Sift the material for lines containing "your", and return them.

+++ Exercise material +++

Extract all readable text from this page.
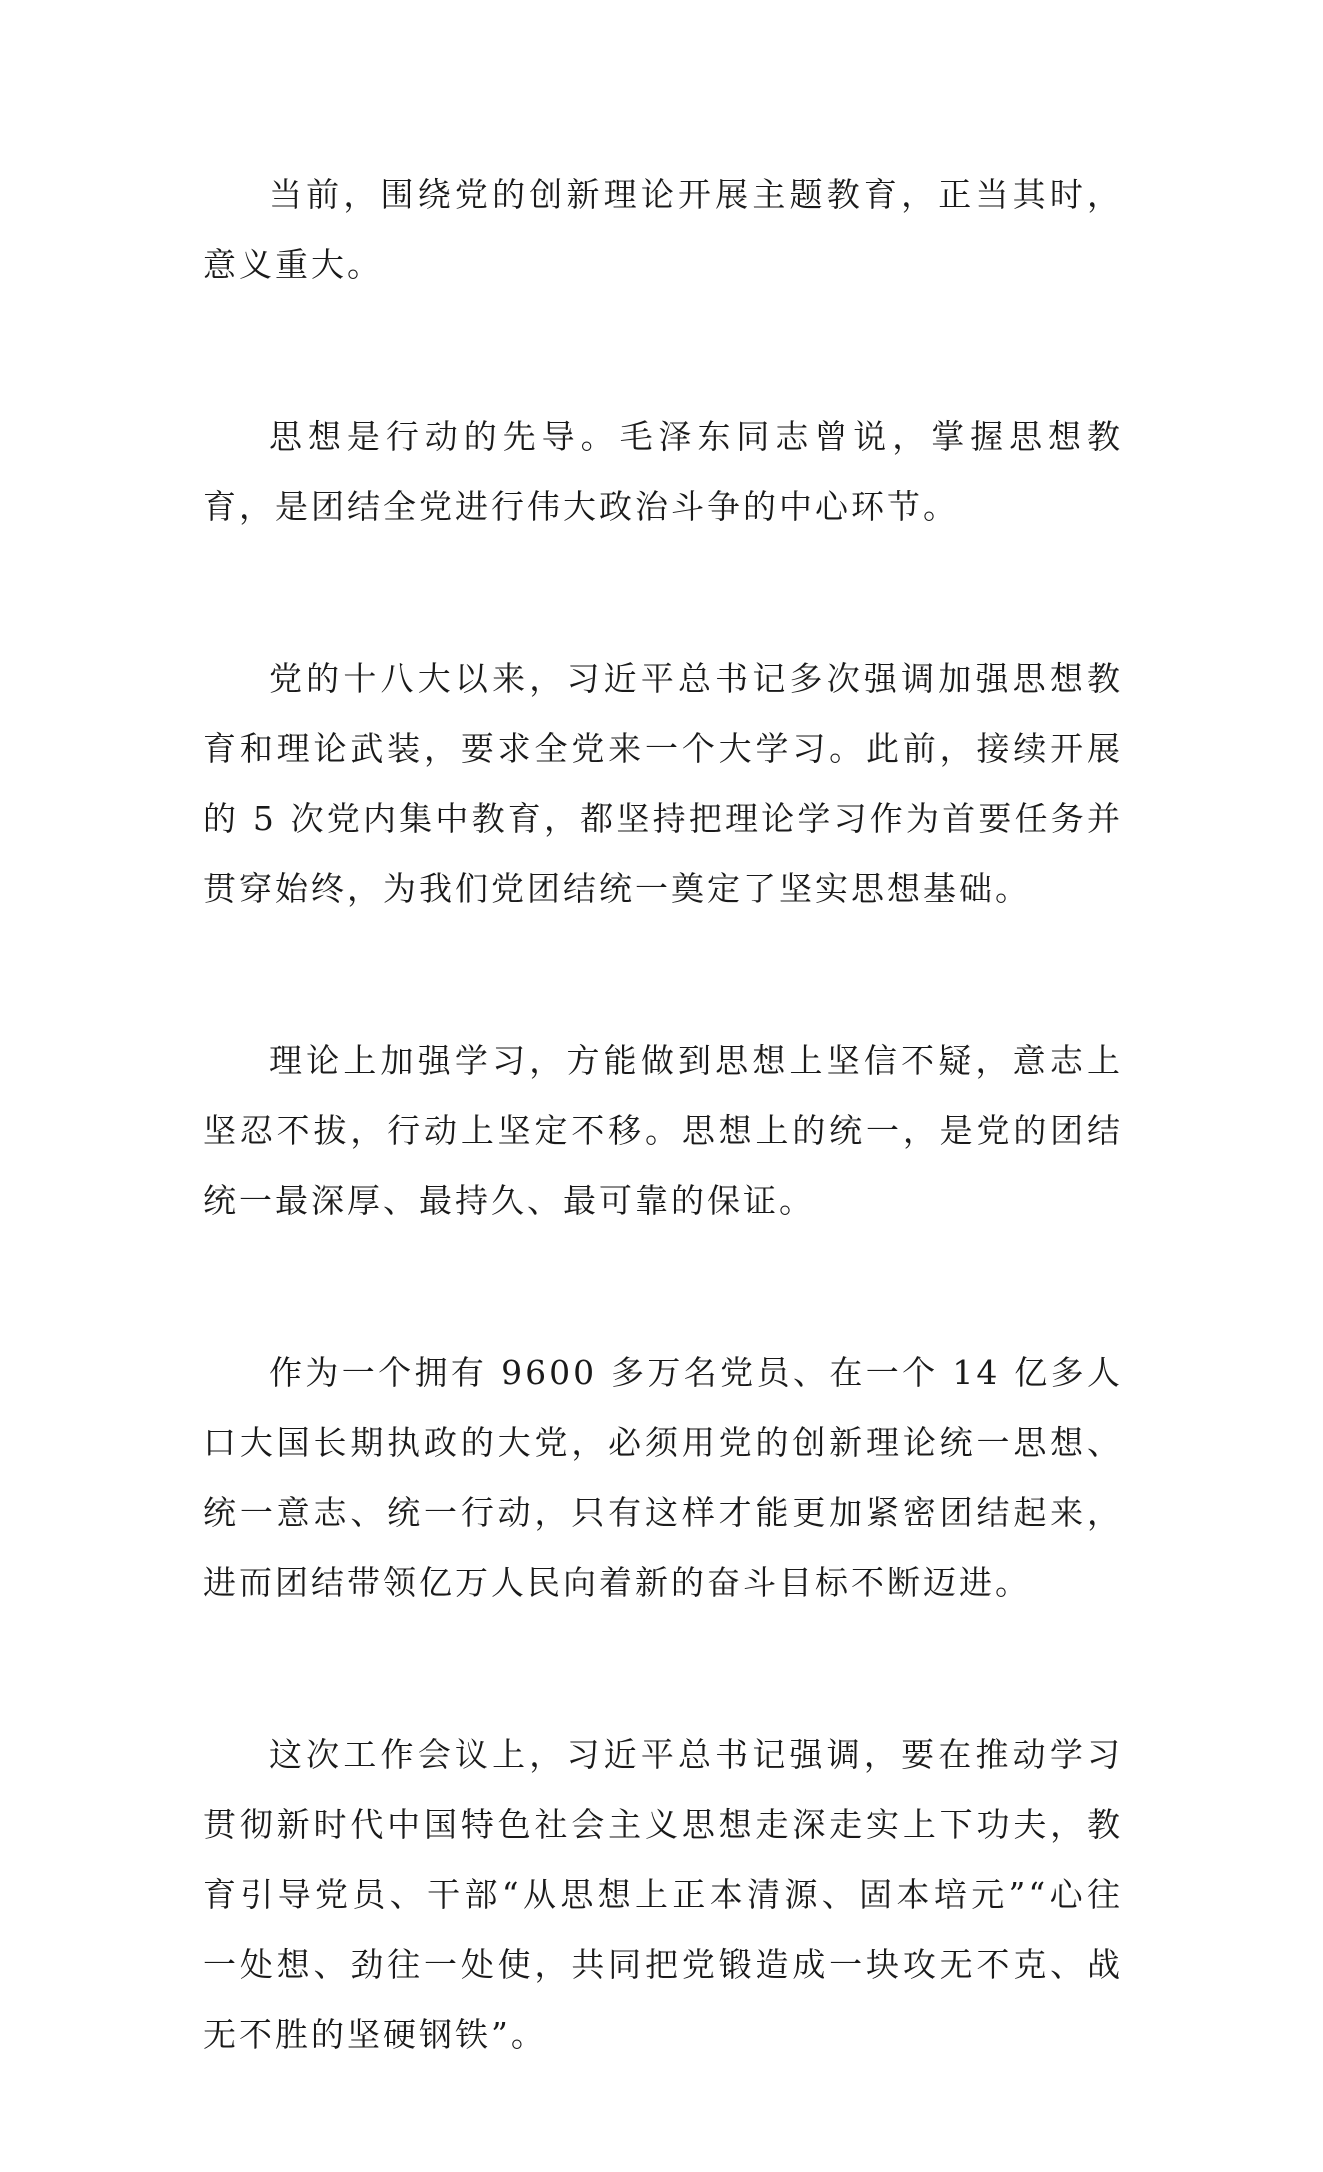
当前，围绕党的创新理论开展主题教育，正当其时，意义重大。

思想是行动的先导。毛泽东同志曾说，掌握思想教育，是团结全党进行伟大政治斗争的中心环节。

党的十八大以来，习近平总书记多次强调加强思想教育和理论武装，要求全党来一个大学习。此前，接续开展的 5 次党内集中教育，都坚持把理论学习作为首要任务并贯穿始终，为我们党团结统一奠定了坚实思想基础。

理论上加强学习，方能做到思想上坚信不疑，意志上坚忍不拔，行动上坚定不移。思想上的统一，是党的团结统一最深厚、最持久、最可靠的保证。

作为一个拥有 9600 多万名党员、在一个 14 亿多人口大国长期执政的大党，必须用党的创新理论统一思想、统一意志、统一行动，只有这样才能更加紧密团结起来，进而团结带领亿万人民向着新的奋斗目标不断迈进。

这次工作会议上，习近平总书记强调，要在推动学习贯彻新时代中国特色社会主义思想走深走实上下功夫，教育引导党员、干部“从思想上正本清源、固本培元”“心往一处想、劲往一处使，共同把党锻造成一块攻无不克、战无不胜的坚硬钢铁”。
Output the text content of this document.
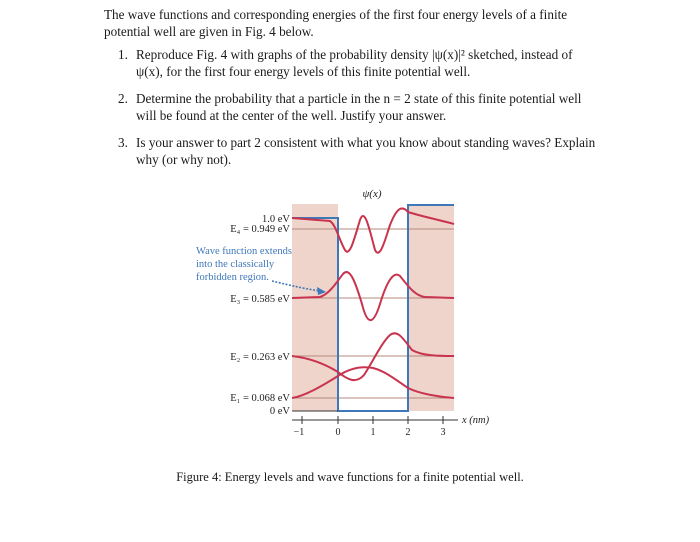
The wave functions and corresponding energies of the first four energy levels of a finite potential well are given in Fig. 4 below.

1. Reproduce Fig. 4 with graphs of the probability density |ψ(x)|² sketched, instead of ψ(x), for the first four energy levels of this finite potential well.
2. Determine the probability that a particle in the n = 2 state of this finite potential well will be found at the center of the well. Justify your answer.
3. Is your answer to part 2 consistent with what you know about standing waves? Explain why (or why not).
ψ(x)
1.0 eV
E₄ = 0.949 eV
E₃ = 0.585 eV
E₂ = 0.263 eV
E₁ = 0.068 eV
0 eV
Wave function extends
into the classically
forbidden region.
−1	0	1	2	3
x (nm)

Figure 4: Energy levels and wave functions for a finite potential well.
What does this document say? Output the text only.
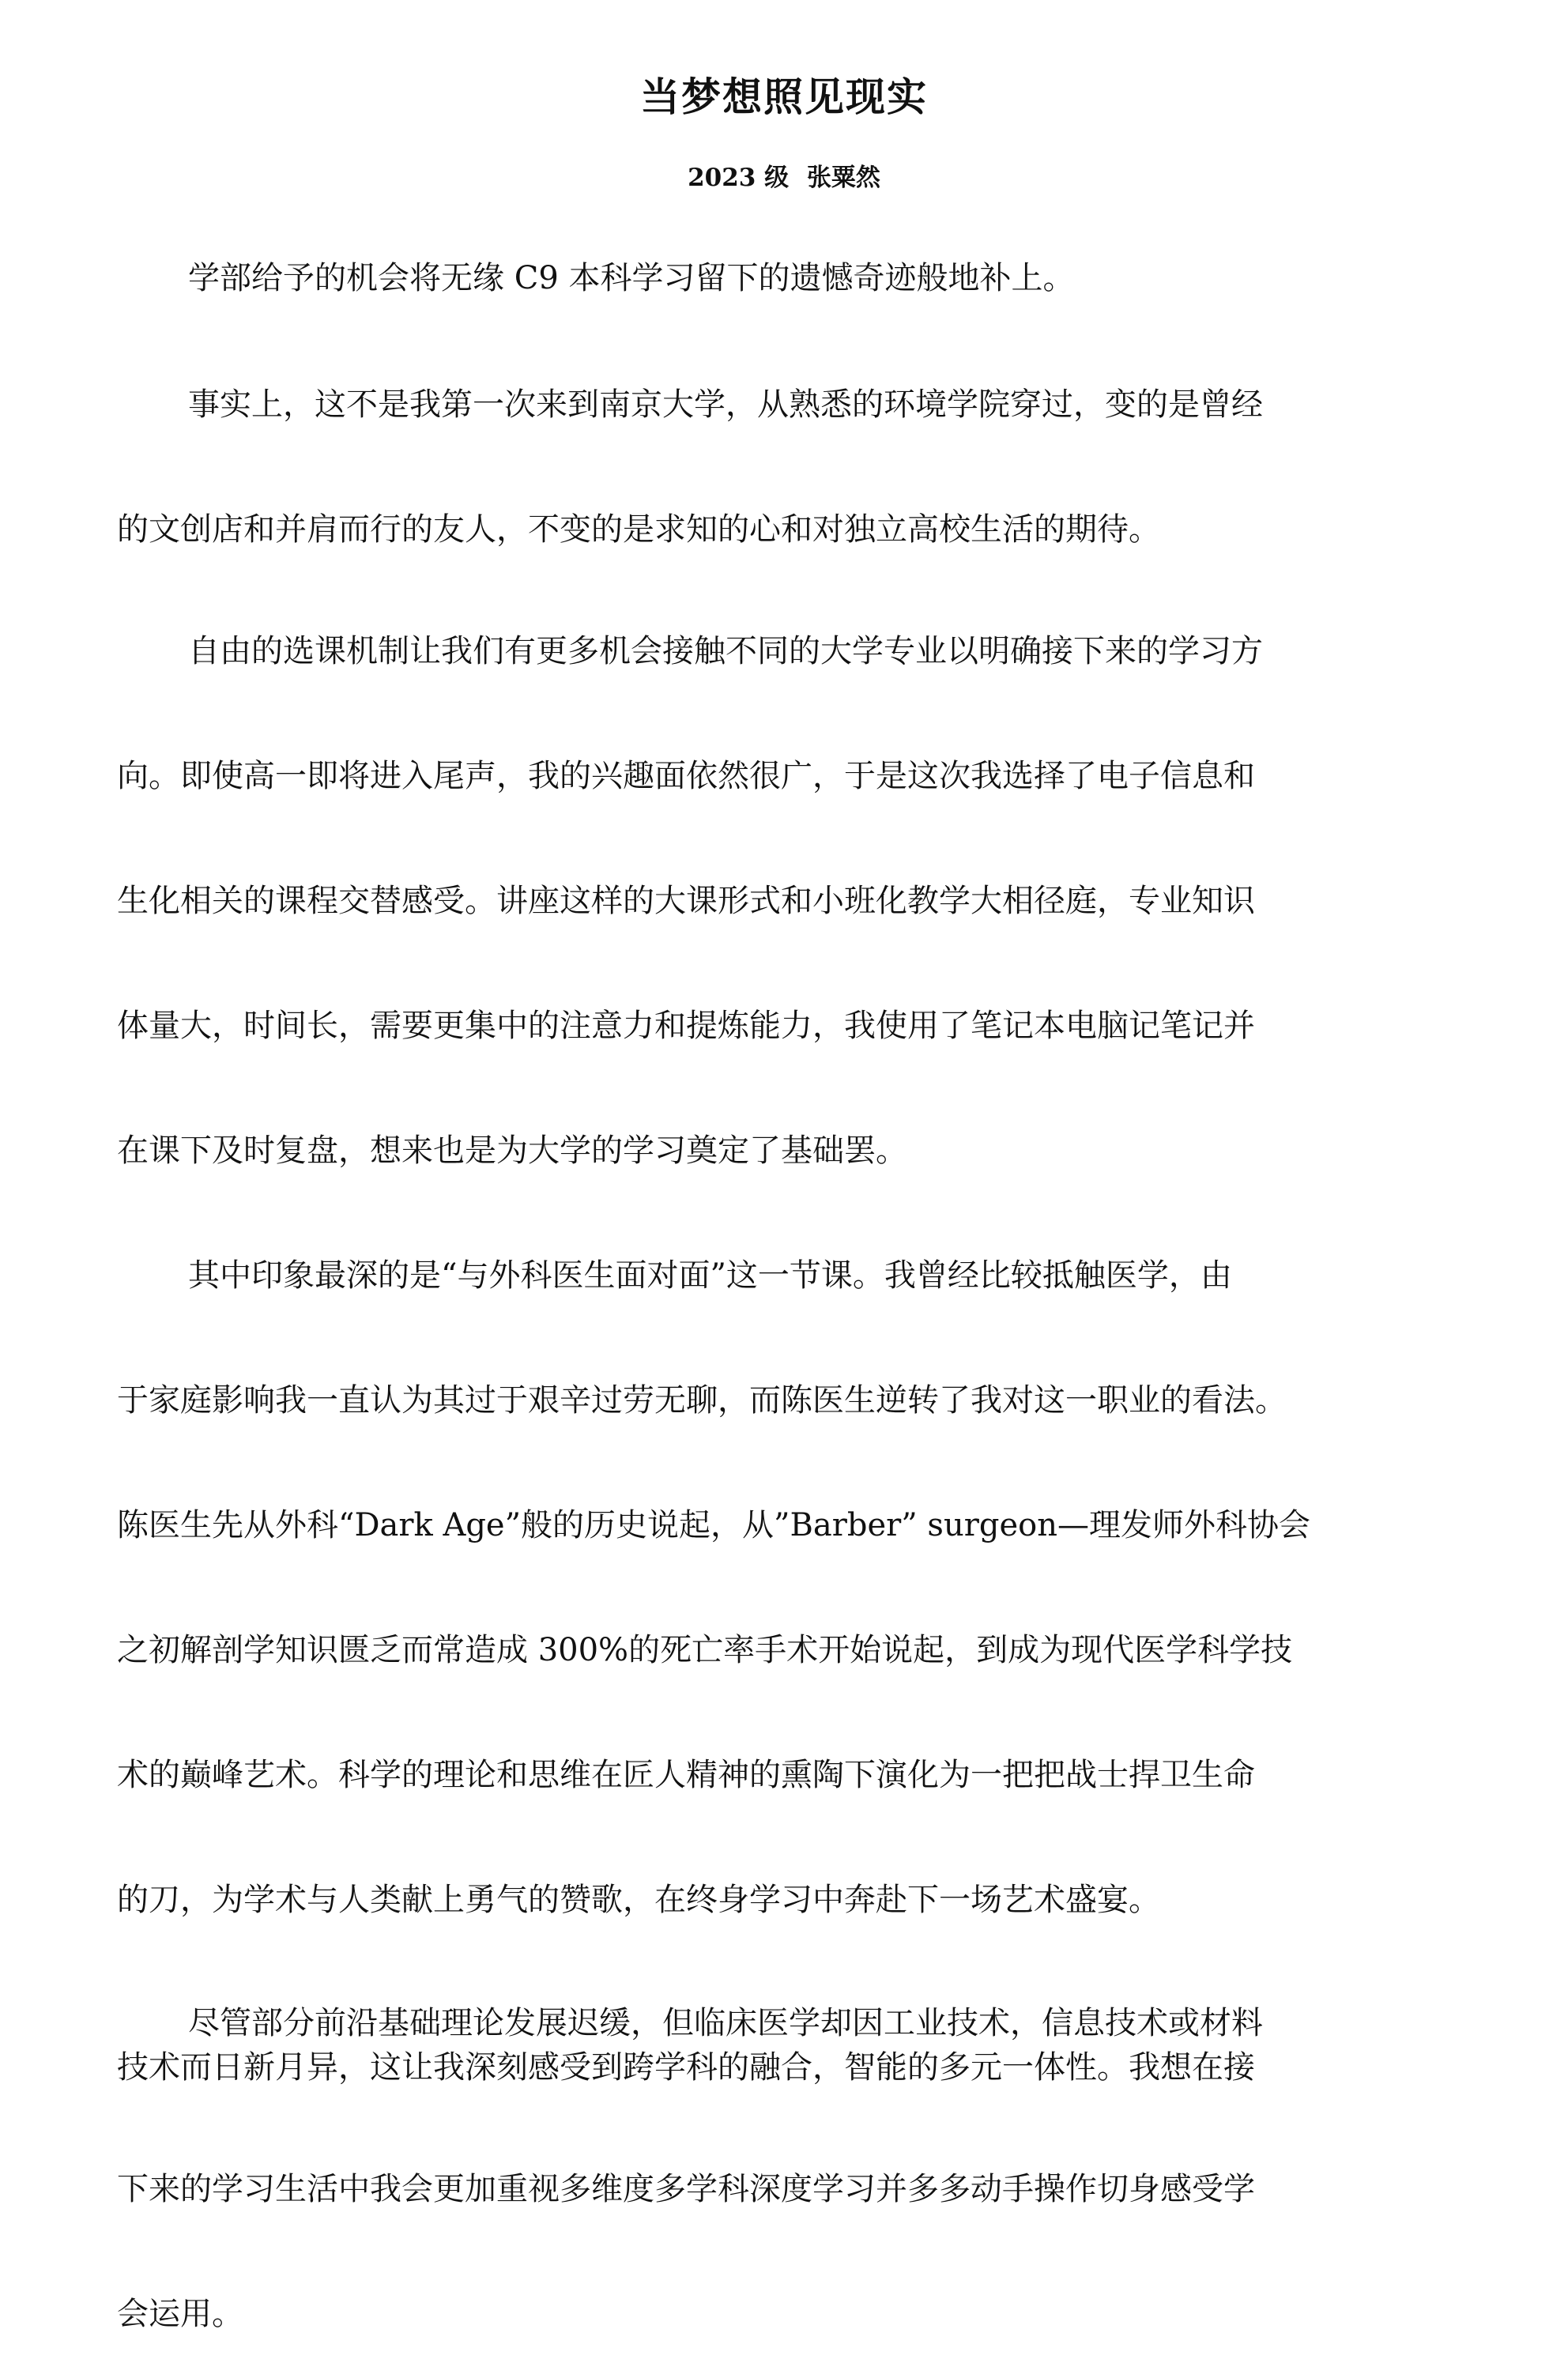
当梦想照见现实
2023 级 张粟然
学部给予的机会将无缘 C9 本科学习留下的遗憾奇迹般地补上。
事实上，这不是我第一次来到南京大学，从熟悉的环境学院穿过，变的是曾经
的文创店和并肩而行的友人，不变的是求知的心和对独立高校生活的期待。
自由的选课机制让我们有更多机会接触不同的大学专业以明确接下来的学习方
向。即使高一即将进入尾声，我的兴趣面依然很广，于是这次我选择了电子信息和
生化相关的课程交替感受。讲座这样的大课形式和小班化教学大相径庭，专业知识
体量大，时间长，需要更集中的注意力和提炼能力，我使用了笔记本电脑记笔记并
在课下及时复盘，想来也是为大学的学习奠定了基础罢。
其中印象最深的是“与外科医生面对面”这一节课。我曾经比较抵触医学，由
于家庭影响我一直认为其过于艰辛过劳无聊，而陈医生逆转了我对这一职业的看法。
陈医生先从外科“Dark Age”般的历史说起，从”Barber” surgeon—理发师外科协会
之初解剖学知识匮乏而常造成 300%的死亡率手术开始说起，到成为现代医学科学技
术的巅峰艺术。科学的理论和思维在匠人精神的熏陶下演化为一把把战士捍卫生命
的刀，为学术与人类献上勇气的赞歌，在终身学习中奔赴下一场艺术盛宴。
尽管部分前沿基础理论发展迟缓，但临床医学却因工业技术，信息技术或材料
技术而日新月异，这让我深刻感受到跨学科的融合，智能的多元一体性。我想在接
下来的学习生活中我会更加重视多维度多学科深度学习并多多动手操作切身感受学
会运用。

+++

_Task solution_:
2. Determine the probability that a particle in the n = 2 state of this finite potential well will be found at the center of the well. Justify your answer.
3. Is your answer to part 2 consistent with what you know about standing waves? Explain why (or why not).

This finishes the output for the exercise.